* [Work to do]: Every line of the records must be repeated exactly; pictures stay out.

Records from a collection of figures

——————————

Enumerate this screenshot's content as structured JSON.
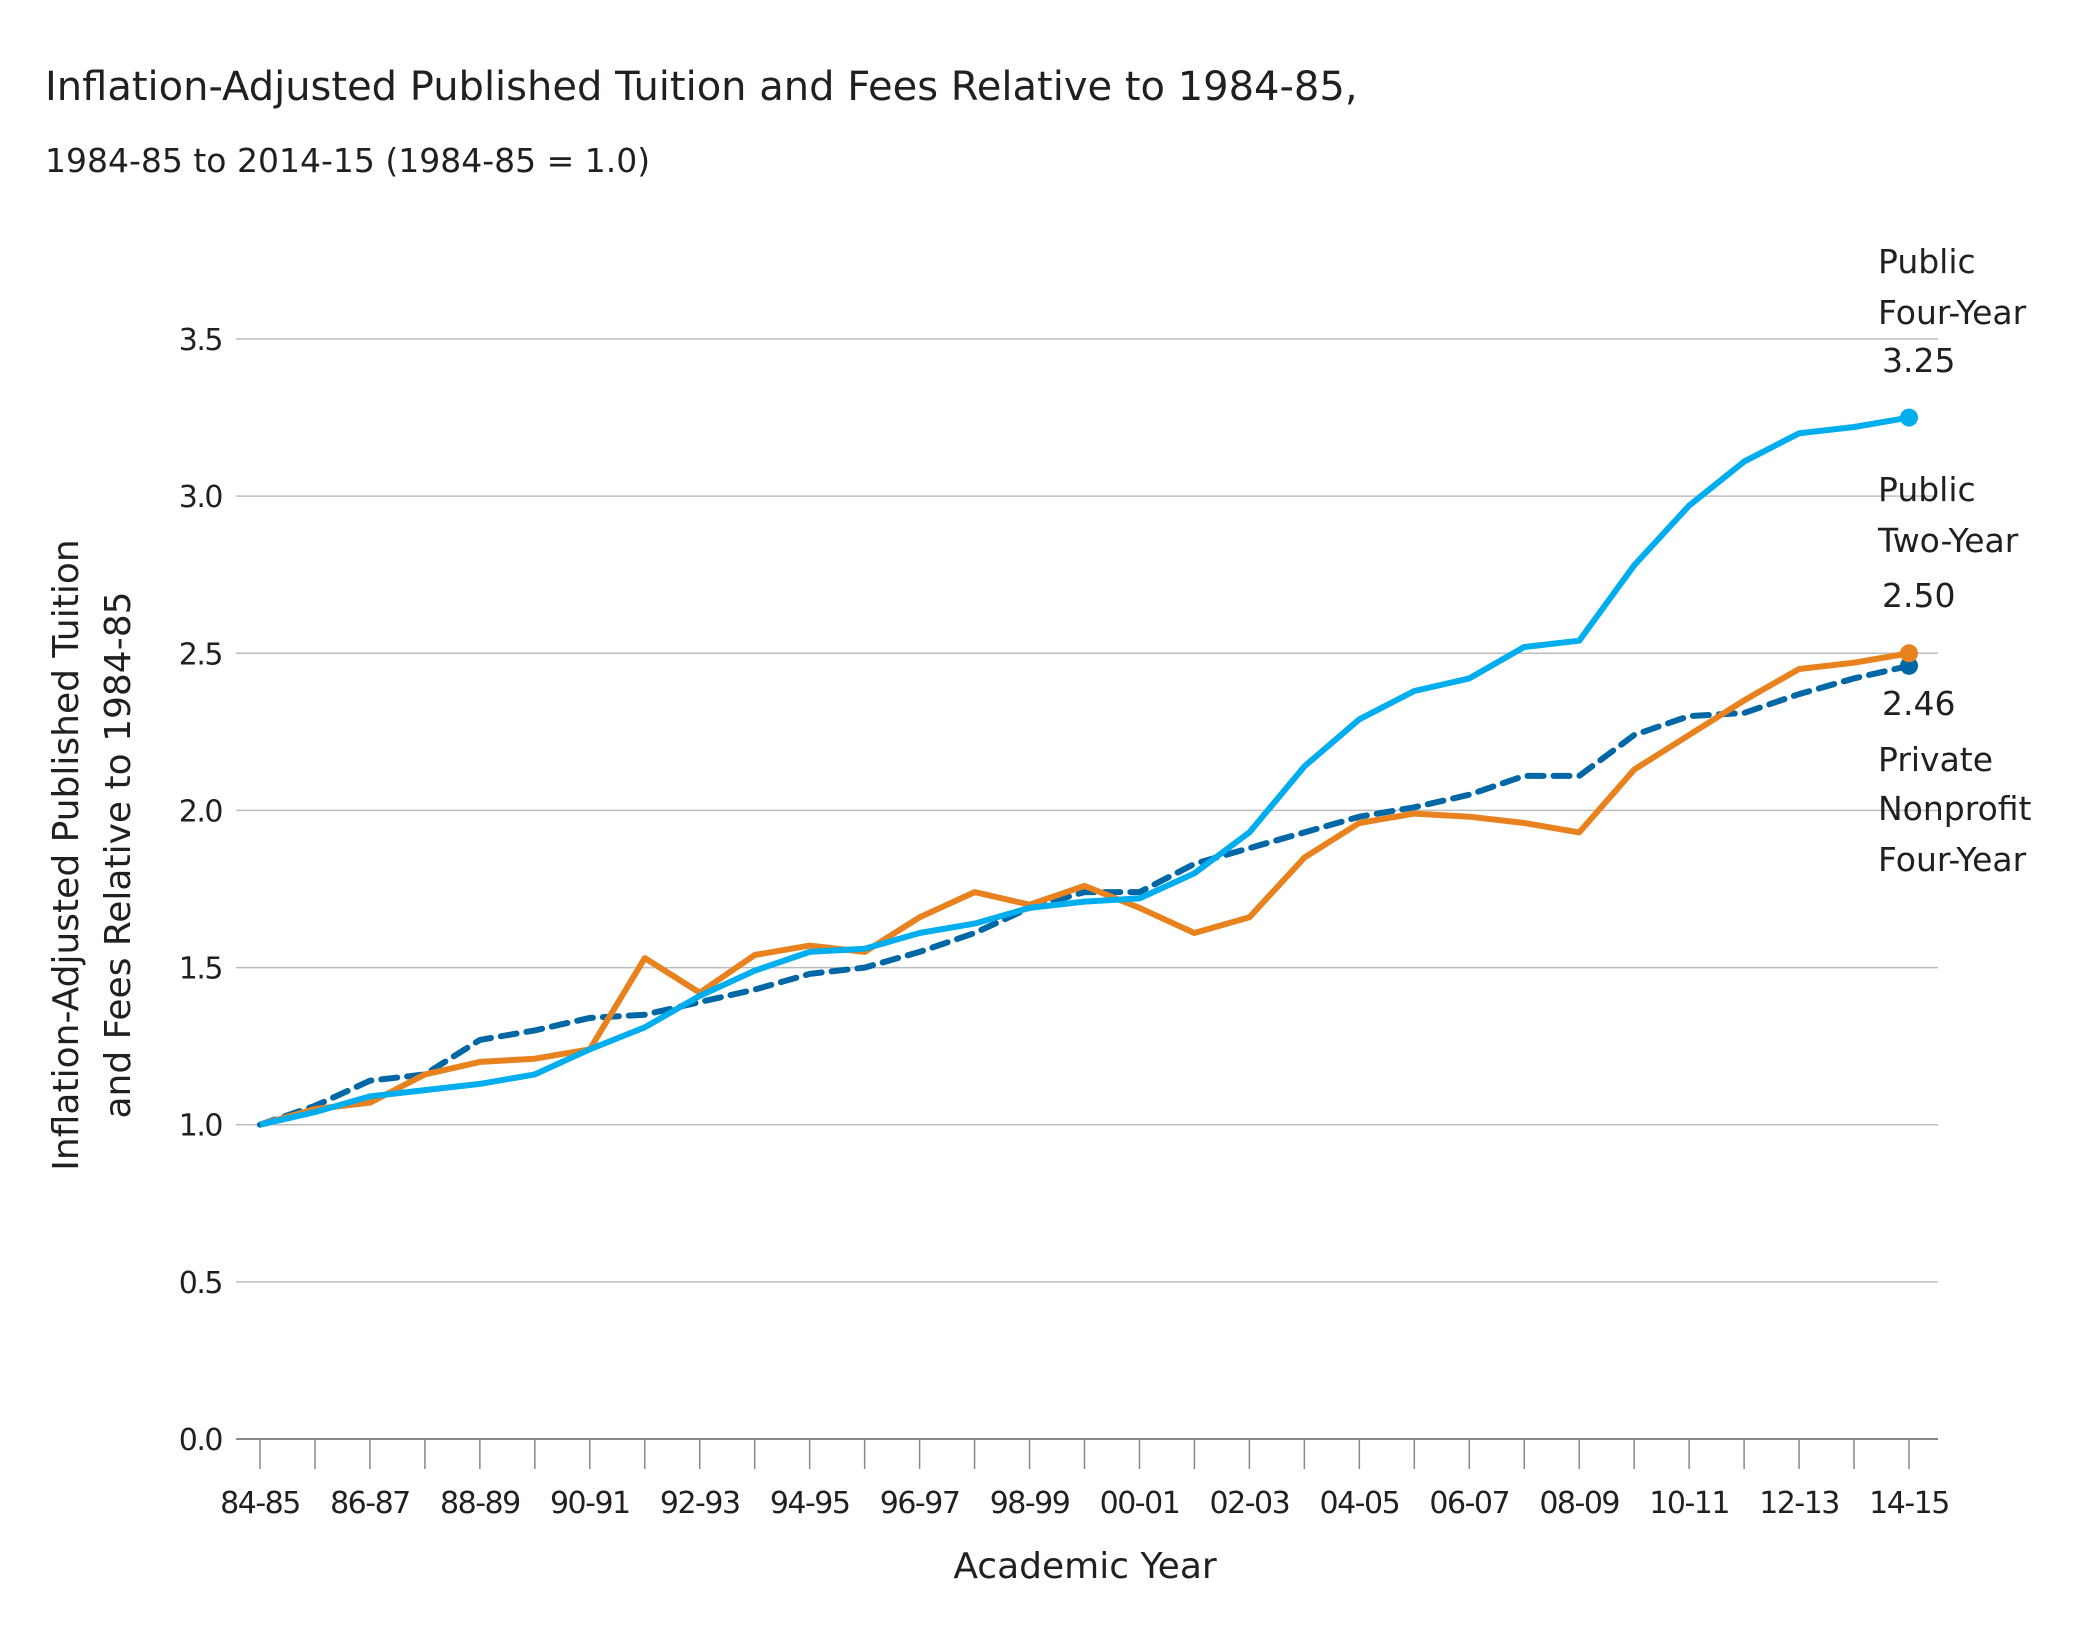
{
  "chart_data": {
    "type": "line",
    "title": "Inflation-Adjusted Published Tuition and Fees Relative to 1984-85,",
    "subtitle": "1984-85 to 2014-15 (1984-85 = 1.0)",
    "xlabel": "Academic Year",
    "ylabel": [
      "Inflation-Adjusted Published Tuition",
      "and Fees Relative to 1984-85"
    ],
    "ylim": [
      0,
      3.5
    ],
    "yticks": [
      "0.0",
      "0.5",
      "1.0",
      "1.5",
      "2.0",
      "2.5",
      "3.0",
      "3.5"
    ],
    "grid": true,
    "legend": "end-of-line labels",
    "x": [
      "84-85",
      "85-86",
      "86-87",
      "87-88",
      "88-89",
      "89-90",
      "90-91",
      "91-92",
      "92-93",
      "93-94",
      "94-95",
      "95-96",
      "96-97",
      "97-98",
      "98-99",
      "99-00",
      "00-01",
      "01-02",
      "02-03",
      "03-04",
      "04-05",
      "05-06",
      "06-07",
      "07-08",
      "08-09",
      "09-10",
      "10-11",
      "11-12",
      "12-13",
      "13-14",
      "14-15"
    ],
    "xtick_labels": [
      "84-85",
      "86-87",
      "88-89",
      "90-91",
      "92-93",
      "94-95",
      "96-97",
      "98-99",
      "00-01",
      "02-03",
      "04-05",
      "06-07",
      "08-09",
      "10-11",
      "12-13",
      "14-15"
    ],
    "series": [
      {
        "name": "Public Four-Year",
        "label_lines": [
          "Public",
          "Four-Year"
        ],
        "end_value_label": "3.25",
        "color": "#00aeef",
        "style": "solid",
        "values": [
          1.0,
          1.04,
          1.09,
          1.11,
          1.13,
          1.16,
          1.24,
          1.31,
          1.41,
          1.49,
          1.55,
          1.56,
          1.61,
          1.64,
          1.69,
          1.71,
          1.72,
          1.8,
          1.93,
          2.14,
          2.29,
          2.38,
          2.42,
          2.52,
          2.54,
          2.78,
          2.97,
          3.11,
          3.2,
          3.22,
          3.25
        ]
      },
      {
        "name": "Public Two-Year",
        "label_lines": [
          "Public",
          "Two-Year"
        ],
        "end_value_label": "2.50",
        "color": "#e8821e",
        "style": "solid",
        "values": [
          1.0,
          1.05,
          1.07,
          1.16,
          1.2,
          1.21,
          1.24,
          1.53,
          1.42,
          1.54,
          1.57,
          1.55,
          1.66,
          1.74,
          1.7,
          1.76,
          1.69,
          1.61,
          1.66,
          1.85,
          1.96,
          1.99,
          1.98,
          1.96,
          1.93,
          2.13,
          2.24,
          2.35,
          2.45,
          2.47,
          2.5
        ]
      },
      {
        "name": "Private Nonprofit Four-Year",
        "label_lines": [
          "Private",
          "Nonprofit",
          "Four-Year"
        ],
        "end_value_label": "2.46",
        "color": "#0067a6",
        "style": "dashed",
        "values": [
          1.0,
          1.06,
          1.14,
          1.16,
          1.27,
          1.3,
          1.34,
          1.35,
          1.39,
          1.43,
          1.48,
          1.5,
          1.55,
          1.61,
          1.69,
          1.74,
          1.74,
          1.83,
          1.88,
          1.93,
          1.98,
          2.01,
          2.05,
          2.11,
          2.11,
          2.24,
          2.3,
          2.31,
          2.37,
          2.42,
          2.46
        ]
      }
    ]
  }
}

——————————

* [Problem solution]:
Enumerate this screenshot's content as structured JSON.
{
  "chart_data": {
    "type": "line",
    "title": "Inflation-Adjusted Published Tuition and Fees Relative to 1984-85,",
    "subtitle": "1984-85 to 2014-15 (1984-85 = 1.0)",
    "xlabel": "Academic Year",
    "ylabel": [
      "Inflation-Adjusted Published Tuition",
      "and Fees Relative to 1984-85"
    ],
    "ylim": [
      0,
      3.5
    ],
    "yticks": [
      "0.0",
      "0.5",
      "1.0",
      "1.5",
      "2.0",
      "2.5",
      "3.0",
      "3.5"
    ],
    "grid": true,
    "legend": "end-of-line labels",
    "x": [
      "84-85",
      "85-86",
      "86-87",
      "87-88",
      "88-89",
      "89-90",
      "90-91",
      "91-92",
      "92-93",
      "93-94",
      "94-95",
      "95-96",
      "96-97",
      "97-98",
      "98-99",
      "99-00",
      "00-01",
      "01-02",
      "02-03",
      "03-04",
      "04-05",
      "05-06",
      "06-07",
      "07-08",
      "08-09",
      "09-10",
      "10-11",
      "11-12",
      "12-13",
      "13-14",
      "14-15"
    ],
    "xtick_labels": [
      "84-85",
      "86-87",
      "88-89",
      "90-91",
      "92-93",
      "94-95",
      "96-97",
      "98-99",
      "00-01",
      "02-03",
      "04-05",
      "06-07",
      "08-09",
      "10-11",
      "12-13",
      "14-15"
    ],
    "series": [
      {
        "name": "Public Four-Year",
        "label_lines": [
          "Public",
          "Four-Year"
        ],
        "end_value_label": "3.25",
        "color": "#00aeef",
        "style": "solid",
        "values": [
          1.0,
          1.04,
          1.09,
          1.11,
          1.13,
          1.16,
          1.24,
          1.31,
          1.41,
          1.49,
          1.55,
          1.56,
          1.61,
          1.64,
          1.69,
          1.71,
          1.72,
          1.8,
          1.93,
          2.14,
          2.29,
          2.38,
          2.42,
          2.52,
          2.54,
          2.78,
          2.97,
          3.11,
          3.2,
          3.22,
          3.25
        ]
      },
      {
        "name": "Public Two-Year",
        "label_lines": [
          "Public",
          "Two-Year"
        ],
        "end_value_label": "2.50",
        "color": "#e8821e",
        "style": "solid",
        "values": [
          1.0,
          1.05,
          1.07,
          1.16,
          1.2,
          1.21,
          1.24,
          1.53,
          1.42,
          1.54,
          1.57,
          1.55,
          1.66,
          1.74,
          1.7,
          1.76,
          1.69,
          1.61,
          1.66,
          1.85,
          1.96,
          1.99,
          1.98,
          1.96,
          1.93,
          2.13,
          2.24,
          2.35,
          2.45,
          2.47,
          2.5
        ]
      },
      {
        "name": "Private Nonprofit Four-Year",
        "label_lines": [
          "Private",
          "Nonprofit",
          "Four-Year"
        ],
        "end_value_label": "2.46",
        "color": "#0067a6",
        "style": "dashed",
        "values": [
          1.0,
          1.06,
          1.14,
          1.16,
          1.27,
          1.3,
          1.34,
          1.35,
          1.39,
          1.43,
          1.48,
          1.5,
          1.55,
          1.61,
          1.69,
          1.74,
          1.74,
          1.83,
          1.88,
          1.93,
          1.98,
          2.01,
          2.05,
          2.11,
          2.11,
          2.24,
          2.3,
          2.31,
          2.37,
          2.42,
          2.46
        ]
      }
    ]
  }
}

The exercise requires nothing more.